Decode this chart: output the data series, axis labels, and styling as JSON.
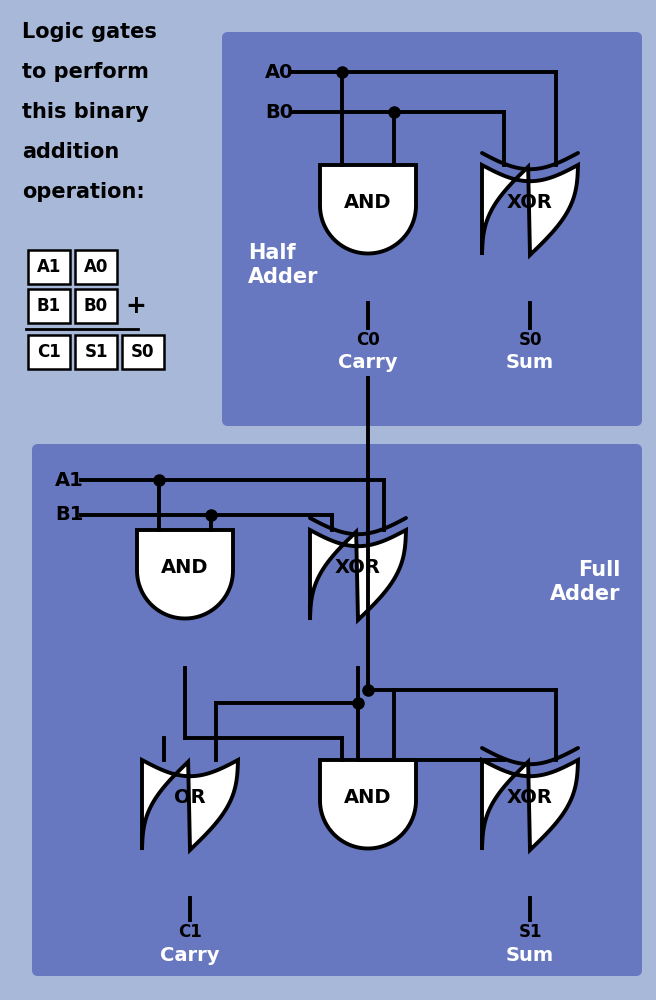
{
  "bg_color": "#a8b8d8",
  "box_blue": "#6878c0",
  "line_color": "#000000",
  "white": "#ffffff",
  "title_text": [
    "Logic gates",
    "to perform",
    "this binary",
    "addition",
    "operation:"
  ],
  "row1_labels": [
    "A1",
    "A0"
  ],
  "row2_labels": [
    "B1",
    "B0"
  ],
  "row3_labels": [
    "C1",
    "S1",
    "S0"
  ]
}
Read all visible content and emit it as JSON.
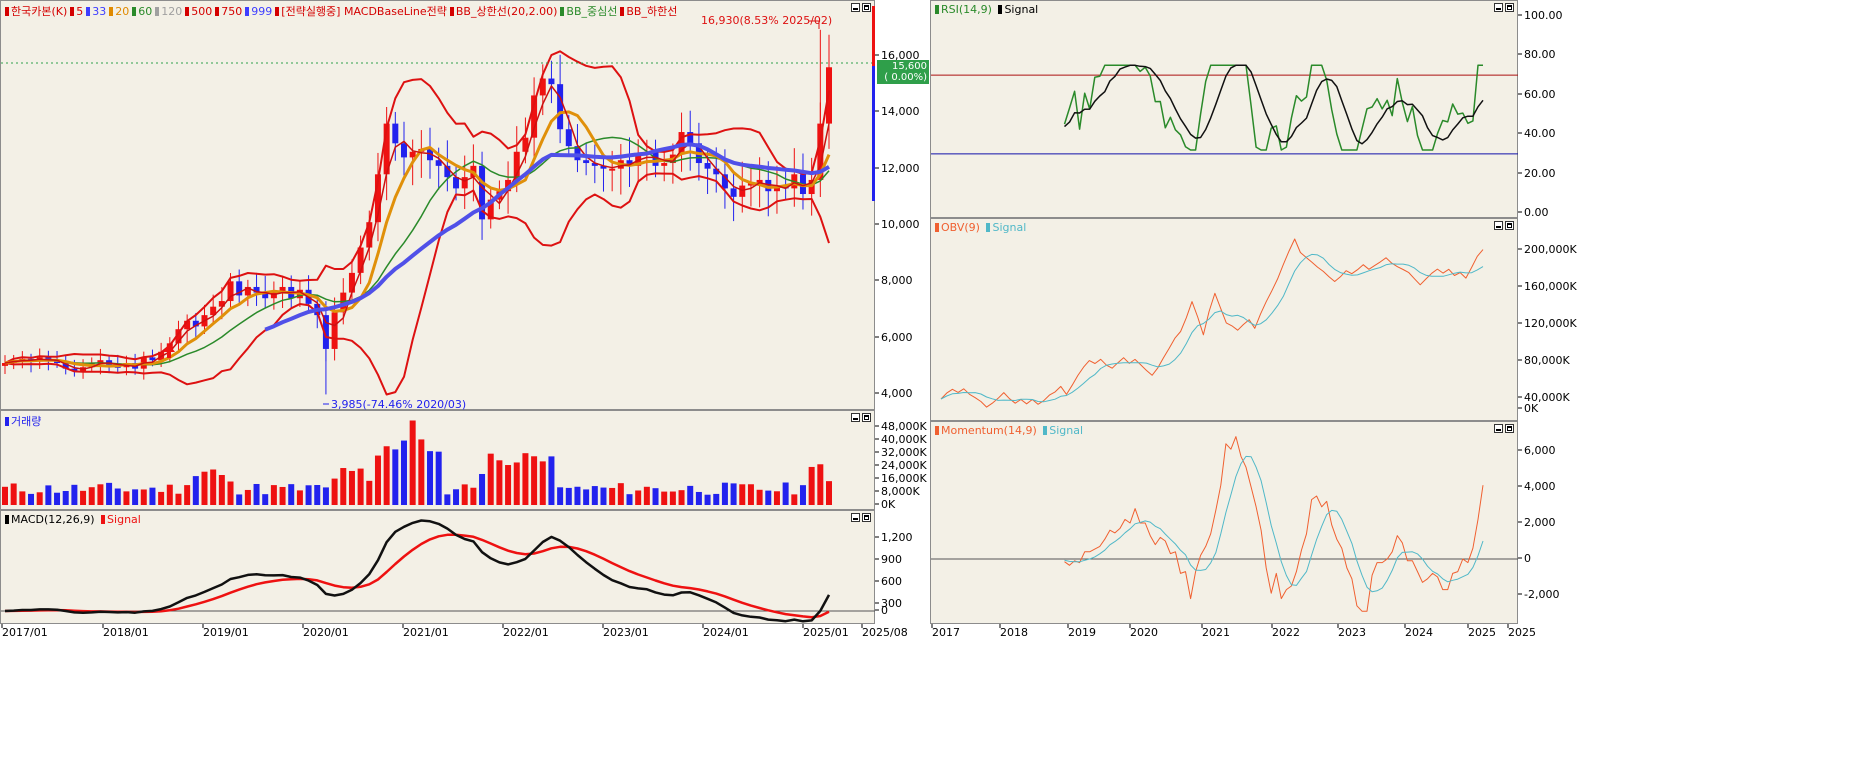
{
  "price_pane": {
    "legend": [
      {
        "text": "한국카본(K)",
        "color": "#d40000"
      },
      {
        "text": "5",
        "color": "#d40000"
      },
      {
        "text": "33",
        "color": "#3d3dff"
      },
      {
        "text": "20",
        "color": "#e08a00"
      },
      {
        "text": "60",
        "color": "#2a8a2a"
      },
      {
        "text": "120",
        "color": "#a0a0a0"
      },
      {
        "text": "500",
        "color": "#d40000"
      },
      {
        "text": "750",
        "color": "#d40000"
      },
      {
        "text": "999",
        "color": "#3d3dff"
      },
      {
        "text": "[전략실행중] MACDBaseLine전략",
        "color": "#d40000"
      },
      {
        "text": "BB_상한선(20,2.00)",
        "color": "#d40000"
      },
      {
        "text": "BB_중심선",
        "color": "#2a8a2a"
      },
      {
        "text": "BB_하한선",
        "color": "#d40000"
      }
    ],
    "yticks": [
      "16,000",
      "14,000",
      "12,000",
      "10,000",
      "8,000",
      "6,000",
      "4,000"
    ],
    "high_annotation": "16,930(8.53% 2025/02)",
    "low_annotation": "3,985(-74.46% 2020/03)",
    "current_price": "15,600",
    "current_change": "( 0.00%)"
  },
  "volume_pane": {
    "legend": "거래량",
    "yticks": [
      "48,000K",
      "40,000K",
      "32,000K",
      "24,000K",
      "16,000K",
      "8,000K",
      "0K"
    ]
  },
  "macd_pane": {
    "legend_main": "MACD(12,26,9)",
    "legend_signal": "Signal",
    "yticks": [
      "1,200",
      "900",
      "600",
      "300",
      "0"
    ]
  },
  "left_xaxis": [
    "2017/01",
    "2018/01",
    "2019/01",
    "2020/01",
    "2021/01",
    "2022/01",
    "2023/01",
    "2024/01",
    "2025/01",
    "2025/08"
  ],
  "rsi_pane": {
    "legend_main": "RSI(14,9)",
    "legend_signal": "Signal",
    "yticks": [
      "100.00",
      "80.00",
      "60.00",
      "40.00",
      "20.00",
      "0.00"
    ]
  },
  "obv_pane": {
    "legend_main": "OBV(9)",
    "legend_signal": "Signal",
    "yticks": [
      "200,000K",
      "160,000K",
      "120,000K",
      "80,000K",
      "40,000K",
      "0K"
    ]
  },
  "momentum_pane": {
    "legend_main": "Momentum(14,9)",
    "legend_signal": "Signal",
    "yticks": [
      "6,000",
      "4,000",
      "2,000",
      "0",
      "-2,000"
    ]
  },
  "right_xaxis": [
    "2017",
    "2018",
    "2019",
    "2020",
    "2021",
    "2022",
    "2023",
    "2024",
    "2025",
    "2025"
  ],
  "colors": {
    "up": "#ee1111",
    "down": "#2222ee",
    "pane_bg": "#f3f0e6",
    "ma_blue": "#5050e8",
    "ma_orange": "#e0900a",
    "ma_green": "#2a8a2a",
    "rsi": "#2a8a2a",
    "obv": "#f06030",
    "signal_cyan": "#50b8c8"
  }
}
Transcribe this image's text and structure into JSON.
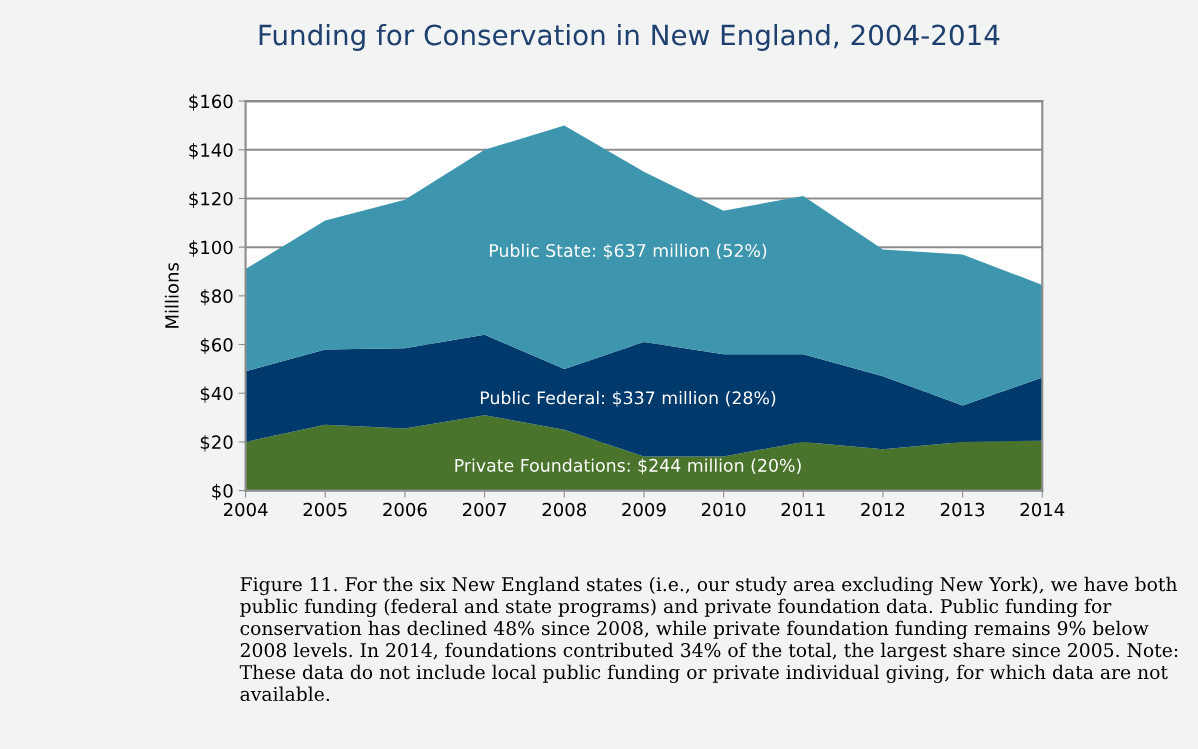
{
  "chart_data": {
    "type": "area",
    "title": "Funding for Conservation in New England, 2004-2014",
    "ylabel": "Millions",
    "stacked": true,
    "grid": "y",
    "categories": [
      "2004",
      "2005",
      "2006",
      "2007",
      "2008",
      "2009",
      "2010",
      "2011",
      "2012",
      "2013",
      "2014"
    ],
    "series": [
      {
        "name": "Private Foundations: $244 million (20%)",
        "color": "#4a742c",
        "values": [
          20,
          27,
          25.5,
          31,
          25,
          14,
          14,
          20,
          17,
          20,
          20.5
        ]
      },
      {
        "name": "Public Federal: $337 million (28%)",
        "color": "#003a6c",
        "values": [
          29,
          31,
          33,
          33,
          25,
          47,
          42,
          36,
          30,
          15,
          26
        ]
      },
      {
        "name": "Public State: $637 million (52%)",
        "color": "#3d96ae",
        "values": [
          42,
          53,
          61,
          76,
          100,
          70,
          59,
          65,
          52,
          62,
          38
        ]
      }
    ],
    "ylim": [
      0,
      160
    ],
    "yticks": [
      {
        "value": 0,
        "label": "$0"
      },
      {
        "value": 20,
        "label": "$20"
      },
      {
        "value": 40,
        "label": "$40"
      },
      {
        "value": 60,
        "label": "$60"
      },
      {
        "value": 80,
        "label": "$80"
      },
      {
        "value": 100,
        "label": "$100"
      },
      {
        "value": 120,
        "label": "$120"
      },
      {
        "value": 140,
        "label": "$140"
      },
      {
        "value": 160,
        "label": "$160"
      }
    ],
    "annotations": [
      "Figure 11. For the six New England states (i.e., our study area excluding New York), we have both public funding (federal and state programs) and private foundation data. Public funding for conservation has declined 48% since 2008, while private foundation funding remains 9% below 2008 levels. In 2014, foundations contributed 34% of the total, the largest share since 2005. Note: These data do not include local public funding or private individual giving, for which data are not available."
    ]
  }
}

## Given request
Copy the material above in full and exactly, skipping pictures.

## Reply to the exercise
Decode this chart: output the data series, axis labels, and styling as JSON.
{
  "bg_color": "#a8b8d8",
  "box_blue": "#6878c0",
  "line_color": "#000000",
  "white": "#ffffff",
  "title_text": [
    "Logic gates",
    "to perform",
    "this binary",
    "addition",
    "operation:"
  ],
  "row1_labels": [
    "A1",
    "A0"
  ],
  "row2_labels": [
    "B1",
    "B0"
  ],
  "row3_labels": [
    "C1",
    "S1",
    "S0"
  ]
}
Read all visible content and emit it as JSON.
{
  "price_pane": {
    "legend": [
      {
        "text": "한국카본(K)",
        "color": "#d40000"
      },
      {
        "text": "5",
        "color": "#d40000"
      },
      {
        "text": "33",
        "color": "#3d3dff"
      },
      {
        "text": "20",
        "color": "#e08a00"
      },
      {
        "text": "60",
        "color": "#2a8a2a"
      },
      {
        "text": "120",
        "color": "#a0a0a0"
      },
      {
        "text": "500",
        "color": "#d40000"
      },
      {
        "text": "750",
        "color": "#d40000"
      },
      {
        "text": "999",
        "color": "#3d3dff"
      },
      {
        "text": "[전략실행중] MACDBaseLine전략",
        "color": "#d40000"
      },
      {
        "text": "BB_상한선(20,2.00)",
        "color": "#d40000"
      },
      {
        "text": "BB_중심선",
        "color": "#2a8a2a"
      },
      {
        "text": "BB_하한선",
        "color": "#d40000"
      }
    ],
    "yticks": [
      "16,000",
      "14,000",
      "12,000",
      "10,000",
      "8,000",
      "6,000",
      "4,000"
    ],
    "high_annotation": "16,930(8.53% 2025/02)",
    "low_annotation": "3,985(-74.46% 2020/03)",
    "current_price": "15,600",
    "current_change": "( 0.00%)"
  },
  "volume_pane": {
    "legend": "거래량",
    "yticks": [
      "48,000K",
      "40,000K",
      "32,000K",
      "24,000K",
      "16,000K",
      "8,000K",
      "0K"
    ]
  },
  "macd_pane": {
    "legend_main": "MACD(12,26,9)",
    "legend_signal": "Signal",
    "yticks": [
      "1,200",
      "900",
      "600",
      "300",
      "0"
    ]
  },
  "left_xaxis": [
    "2017/01",
    "2018/01",
    "2019/01",
    "2020/01",
    "2021/01",
    "2022/01",
    "2023/01",
    "2024/01",
    "2025/01",
    "2025/08"
  ],
  "rsi_pane": {
    "legend_main": "RSI(14,9)",
    "legend_signal": "Signal",
    "yticks": [
      "100.00",
      "80.00",
      "60.00",
      "40.00",
      "20.00",
      "0.00"
    ]
  },
  "obv_pane": {
    "legend_main": "OBV(9)",
    "legend_signal": "Signal",
    "yticks": [
      "200,000K",
      "160,000K",
      "120,000K",
      "80,000K",
      "40,000K",
      "0K"
    ]
  },
  "momentum_pane": {
    "legend_main": "Momentum(14,9)",
    "legend_signal": "Signal",
    "yticks": [
      "6,000",
      "4,000",
      "2,000",
      "0",
      "-2,000"
    ]
  },
  "right_xaxis": [
    "2017",
    "2018",
    "2019",
    "2020",
    "2021",
    "2022",
    "2023",
    "2024",
    "2025",
    "2025"
  ],
  "colors": {
    "up": "#ee1111",
    "down": "#2222ee",
    "pane_bg": "#f3f0e6",
    "ma_blue": "#5050e8",
    "ma_orange": "#e0900a",
    "ma_green": "#2a8a2a",
    "rsi": "#2a8a2a",
    "obv": "#f06030",
    "signal_cyan": "#50b8c8"
  }
}
Transcribe this image's text and structure into JSON.
{
  "chart_data": {
    "type": "area",
    "title": "Funding for Conservation in New England, 2004-2014",
    "ylabel": "Millions",
    "stacked": true,
    "grid": "y",
    "categories": [
      "2004",
      "2005",
      "2006",
      "2007",
      "2008",
      "2009",
      "2010",
      "2011",
      "2012",
      "2013",
      "2014"
    ],
    "series": [
      {
        "name": "Private Foundations: $244 million (20%)",
        "color": "#4a742c",
        "values": [
          20,
          27,
          25.5,
          31,
          25,
          14,
          14,
          20,
          17,
          20,
          20.5
        ]
      },
      {
        "name": "Public Federal: $337 million (28%)",
        "color": "#003a6c",
        "values": [
          29,
          31,
          33,
          33,
          25,
          47,
          42,
          36,
          30,
          15,
          26
        ]
      },
      {
        "name": "Public State: $637 million (52%)",
        "color": "#3d96ae",
        "values": [
          42,
          53,
          61,
          76,
          100,
          70,
          59,
          65,
          52,
          62,
          38
        ]
      }
    ],
    "ylim": [
      0,
      160
    ],
    "yticks": [
      {
        "value": 0,
        "label": "$0"
      },
      {
        "value": 20,
        "label": "$20"
      },
      {
        "value": 40,
        "label": "$40"
      },
      {
        "value": 60,
        "label": "$60"
      },
      {
        "value": 80,
        "label": "$80"
      },
      {
        "value": 100,
        "label": "$100"
      },
      {
        "value": 120,
        "label": "$120"
      },
      {
        "value": 140,
        "label": "$140"
      },
      {
        "value": 160,
        "label": "$160"
      }
    ],
    "annotations": [
      "Figure 11. For the six New England states (i.e., our study area excluding New York), we have both public funding (federal and state programs) and private foundation data. Public funding for conservation has declined 48% since 2008, while private foundation funding remains 9% below 2008 levels. In 2014, foundations contributed 34% of the total, the largest share since 2005. Note: These data do not include local public funding or private individual giving, for which data are not available."
    ]
  }
}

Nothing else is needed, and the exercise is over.